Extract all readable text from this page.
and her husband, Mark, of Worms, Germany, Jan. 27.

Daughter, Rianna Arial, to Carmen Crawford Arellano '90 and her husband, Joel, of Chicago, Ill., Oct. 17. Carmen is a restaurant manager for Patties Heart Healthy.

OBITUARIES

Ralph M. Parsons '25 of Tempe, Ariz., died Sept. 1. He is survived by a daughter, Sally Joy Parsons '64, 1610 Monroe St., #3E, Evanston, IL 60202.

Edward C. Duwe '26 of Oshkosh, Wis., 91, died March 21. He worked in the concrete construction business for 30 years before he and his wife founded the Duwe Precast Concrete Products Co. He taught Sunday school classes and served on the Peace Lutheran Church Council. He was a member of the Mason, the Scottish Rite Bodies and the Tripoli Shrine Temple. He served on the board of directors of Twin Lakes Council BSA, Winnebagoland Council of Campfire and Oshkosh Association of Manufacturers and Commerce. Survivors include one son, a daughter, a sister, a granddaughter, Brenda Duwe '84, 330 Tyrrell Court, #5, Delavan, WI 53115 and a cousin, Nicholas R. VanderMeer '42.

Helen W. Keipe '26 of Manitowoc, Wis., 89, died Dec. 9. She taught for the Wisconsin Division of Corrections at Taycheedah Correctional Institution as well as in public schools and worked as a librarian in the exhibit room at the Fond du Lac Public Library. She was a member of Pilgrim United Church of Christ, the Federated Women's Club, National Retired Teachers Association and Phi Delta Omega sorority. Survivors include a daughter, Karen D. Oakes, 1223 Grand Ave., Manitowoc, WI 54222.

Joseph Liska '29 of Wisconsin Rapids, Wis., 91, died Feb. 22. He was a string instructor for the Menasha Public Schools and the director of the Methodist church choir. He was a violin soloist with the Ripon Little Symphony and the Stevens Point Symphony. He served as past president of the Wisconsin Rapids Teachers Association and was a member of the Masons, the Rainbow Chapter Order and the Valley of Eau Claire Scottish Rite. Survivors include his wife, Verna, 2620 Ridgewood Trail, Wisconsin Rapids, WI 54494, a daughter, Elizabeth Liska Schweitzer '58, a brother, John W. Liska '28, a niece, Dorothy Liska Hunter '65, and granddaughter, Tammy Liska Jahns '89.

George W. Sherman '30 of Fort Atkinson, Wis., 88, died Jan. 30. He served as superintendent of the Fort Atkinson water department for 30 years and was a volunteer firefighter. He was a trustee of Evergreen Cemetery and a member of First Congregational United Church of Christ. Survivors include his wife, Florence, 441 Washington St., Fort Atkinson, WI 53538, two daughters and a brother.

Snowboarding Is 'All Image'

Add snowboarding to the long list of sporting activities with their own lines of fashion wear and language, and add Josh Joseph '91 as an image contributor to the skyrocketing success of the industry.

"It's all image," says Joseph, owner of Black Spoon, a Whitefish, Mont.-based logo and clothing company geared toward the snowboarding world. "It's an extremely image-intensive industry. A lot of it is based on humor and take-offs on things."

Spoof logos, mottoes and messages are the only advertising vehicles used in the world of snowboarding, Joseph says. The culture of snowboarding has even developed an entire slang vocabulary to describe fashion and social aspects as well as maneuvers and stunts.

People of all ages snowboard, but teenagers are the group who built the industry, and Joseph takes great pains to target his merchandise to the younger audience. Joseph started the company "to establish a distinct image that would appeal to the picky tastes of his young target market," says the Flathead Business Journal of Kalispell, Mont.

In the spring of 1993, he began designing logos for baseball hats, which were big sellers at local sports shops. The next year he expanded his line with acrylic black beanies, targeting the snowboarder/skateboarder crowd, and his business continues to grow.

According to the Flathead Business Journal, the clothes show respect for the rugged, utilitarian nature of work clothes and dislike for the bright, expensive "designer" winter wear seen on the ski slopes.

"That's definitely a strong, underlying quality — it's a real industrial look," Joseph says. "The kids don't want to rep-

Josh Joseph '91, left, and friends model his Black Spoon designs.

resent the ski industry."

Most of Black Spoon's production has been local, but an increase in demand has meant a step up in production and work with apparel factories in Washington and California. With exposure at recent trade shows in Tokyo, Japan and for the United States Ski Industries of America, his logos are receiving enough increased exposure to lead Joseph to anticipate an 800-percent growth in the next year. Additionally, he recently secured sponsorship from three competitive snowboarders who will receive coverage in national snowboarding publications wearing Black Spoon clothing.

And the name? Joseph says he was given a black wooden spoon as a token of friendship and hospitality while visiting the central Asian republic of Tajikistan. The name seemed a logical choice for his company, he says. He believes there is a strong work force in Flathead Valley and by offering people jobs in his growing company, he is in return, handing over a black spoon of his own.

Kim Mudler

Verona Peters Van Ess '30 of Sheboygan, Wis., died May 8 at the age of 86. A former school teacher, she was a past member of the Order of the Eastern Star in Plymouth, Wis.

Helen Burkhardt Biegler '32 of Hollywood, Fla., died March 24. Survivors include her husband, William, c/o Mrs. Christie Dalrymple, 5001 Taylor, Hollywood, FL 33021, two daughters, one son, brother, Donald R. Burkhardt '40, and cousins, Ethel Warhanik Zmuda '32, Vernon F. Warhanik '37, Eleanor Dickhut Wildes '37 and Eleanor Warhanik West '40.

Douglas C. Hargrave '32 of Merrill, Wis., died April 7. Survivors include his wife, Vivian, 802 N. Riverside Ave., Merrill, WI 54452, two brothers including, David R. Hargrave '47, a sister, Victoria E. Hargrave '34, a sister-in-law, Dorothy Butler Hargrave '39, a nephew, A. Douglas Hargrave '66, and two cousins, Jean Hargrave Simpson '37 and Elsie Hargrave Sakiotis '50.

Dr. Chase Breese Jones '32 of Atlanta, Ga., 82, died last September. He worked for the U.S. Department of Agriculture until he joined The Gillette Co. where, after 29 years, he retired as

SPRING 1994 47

##############################

GIVEN TASK — Output each entry precisely as given.

THE REPLY —
Extract all readable text from this page.
and her husband, Mark, of Worms, Germany, Jan. 27.

Daughter, Rianna Arial, to Carmen Crawford Arellano '90 and her husband, Joel, of Chicago, Ill., Oct. 17. Carmen is a restaurant manager for Patties Heart Healthy.

OBITUARIES

Ralph M. Parsons '25 of Tempe, Ariz., died Sept. 1. He is survived by a daughter, Sally Joy Parsons '64, 1610 Monroe St., #3E, Evanston, IL 60202.

Edward C. Duwe '26 of Oshkosh, Wis., 91, died March 21. He worked in the concrete construction business for 30 years before he and his wife founded the Duwe Precast Concrete Products Co. He taught Sunday school classes and served on the Peace Lutheran Church Council. He was a member of the Mason, the Scottish Rite Bodies and the Tripoli Shrine Temple. He served on the board of directors of Twin Lakes Council BSA, Winnebagoland Council of Campfire and Oshkosh Association of Manufacturers and Commerce. Survivors include one son, a daughter, a sister, a granddaughter, Brenda Duwe '84, 330 Tyrrell Court, #5, Delavan, WI 53115 and a cousin, Nicholas R. VanderMeer '42.

Helen W. Keipe '26 of Manitowoc, Wis., 89, died Dec. 9. She taught for the Wisconsin Division of Corrections at Taycheedah Correctional Institution as well as in public schools and worked as a librarian in the exhibit room at the Fond du Lac Public Library. She was a member of Pilgrim United Church of Christ, the Federated Women's Club, National Retired Teachers Association and Phi Delta Omega sorority. Survivors include a daughter, Karen D. Oakes, 1223 Grand Ave., Manitowoc, WI 54222.

Joseph Liska '29 of Wisconsin Rapids, Wis., 91, died Feb. 22. He was a string instructor for the Menasha Public Schools and the director of the Methodist church choir. He was a violin soloist with the Ripon Little Symphony and the Stevens Point Symphony. He served as past president of the Wisconsin Rapids Teachers Association and was a member of the Masons, the Rainbow Chapter Order and the Valley of Eau Claire Scottish Rite. Survivors include his wife, Verna, 2620 Ridgewood Trail, Wisconsin Rapids, WI 54494, a daughter, Elizabeth Liska Schweitzer '58, a brother, John W. Liska '28, a niece, Dorothy Liska Hunter '65, and granddaughter, Tammy Liska Jahns '89.

George W. Sherman '30 of Fort Atkinson, Wis., 88, died Jan. 30. He served as superintendent of the Fort Atkinson water department for 30 years and was a volunteer firefighter. He was a trustee of Evergreen Cemetery and a member of First Congregational United Church of Christ. Survivors include his wife, Florence, 441 Washington St., Fort Atkinson, WI 53538, two daughters and a brother.

Snowboarding Is 'All Image'

Add snowboarding to the long list of sporting activities with their own lines of fashion wear and language, and add Josh Joseph '91 as an image contributor to the skyrocketing success of the industry.

"It's all image," says Joseph, owner of Black Spoon, a Whitefish, Mont.-based logo and clothing company geared toward the snowboarding world. "It's an extremely image-intensive industry. A lot of it is based on humor and take-offs on things."

Spoof logos, mottoes and messages are the only advertising vehicles used in the world of snowboarding, Joseph says. The culture of snowboarding has even developed an entire slang vocabulary to describe fashion and social aspects as well as maneuvers and stunts.

People of all ages snowboard, but teenagers are the group who built the industry, and Joseph takes great pains to target his merchandise to the younger audience. Joseph started the company "to establish a distinct image that would appeal to the picky tastes of his young target market," says the Flathead Business Journal of Kalispell, Mont.

In the spring of 1993, he began designing logos for baseball hats, which were big sellers at local sports shops. The next year he expanded his line with acrylic black beanies, targeting the snowboarder/skateboarder crowd, and his business continues to grow.

According to the Flathead Business Journal, the clothes show respect for the rugged, utilitarian nature of work clothes and dislike for the bright, expensive "designer" winter wear seen on the ski slopes.

"That's definitely a strong, underlying quality — it's a real industrial look," Joseph says. "The kids don't want to rep-

Josh Joseph '91, left, and friends model his Black Spoon designs.

resent the ski industry."

Most of Black Spoon's production has been local, but an increase in demand has meant a step up in production and work with apparel factories in Washington and California. With exposure at recent trade shows in Tokyo, Japan and for the United States Ski Industries of America, his logos are receiving enough increased exposure to lead Joseph to anticipate an 800-percent growth in the next year. Additionally, he recently secured sponsorship from three competitive snowboarders who will receive coverage in national snowboarding publications wearing Black Spoon clothing.

And the name? Joseph says he was given a black wooden spoon as a token of friendship and hospitality while visiting the central Asian republic of Tajikistan. The name seemed a logical choice for his company, he says. He believes there is a strong work force in Flathead Valley and by offering people jobs in his growing company, he is in return, handing over a black spoon of his own.

Kim Mudler

Verona Peters Van Ess '30 of Sheboygan, Wis., died May 8 at the age of 86. A former school teacher, she was a past member of the Order of the Eastern Star in Plymouth, Wis.

Helen Burkhardt Biegler '32 of Hollywood, Fla., died March 24. Survivors include her husband, William, c/o Mrs. Christie Dalrymple, 5001 Taylor, Hollywood, FL 33021, two daughters, one son, brother, Donald R. Burkhardt '40, and cousins, Ethel Warhanik Zmuda '32, Vernon F. Warhanik '37, Eleanor Dickhut Wildes '37 and Eleanor Warhanik West '40.

Douglas C. Hargrave '32 of Merrill, Wis., died April 7. Survivors include his wife, Vivian, 802 N. Riverside Ave., Merrill, WI 54452, two brothers including, David R. Hargrave '47, a sister, Victoria E. Hargrave '34, a sister-in-law, Dorothy Butler Hargrave '39, a nephew, A. Douglas Hargrave '66, and two cousins, Jean Hargrave Simpson '37 and Elsie Hargrave Sakiotis '50.

Dr. Chase Breese Jones '32 of Atlanta, Ga., 82, died last September. He worked for the U.S. Department of Agriculture until he joined The Gillette Co. where, after 29 years, he retired as

SPRING 1994 47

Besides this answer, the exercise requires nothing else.